▶ MATERIAL PROVIDED
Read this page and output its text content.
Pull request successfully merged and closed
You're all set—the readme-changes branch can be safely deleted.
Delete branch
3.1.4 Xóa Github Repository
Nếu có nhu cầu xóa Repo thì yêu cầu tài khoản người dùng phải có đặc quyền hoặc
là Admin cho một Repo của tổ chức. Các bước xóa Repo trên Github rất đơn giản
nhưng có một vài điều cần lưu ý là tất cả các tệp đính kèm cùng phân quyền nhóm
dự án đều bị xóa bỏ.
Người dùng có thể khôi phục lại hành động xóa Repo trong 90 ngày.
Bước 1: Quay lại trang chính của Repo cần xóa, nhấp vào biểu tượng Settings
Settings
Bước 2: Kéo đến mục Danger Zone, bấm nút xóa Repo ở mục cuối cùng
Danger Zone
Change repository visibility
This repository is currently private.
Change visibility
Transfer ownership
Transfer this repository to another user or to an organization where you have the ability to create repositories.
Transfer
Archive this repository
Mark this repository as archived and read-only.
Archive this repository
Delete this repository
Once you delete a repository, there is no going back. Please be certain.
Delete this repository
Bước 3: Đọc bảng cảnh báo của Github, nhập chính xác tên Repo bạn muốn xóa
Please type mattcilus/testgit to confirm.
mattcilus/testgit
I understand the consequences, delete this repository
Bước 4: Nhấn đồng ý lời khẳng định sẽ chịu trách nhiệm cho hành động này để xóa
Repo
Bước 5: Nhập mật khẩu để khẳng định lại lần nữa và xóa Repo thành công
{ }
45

▶ THE TASK
Find out how many lines in the listing contain the string "Transfer". Give the number alone.

▶ SOLUTION TO THIS TASK
3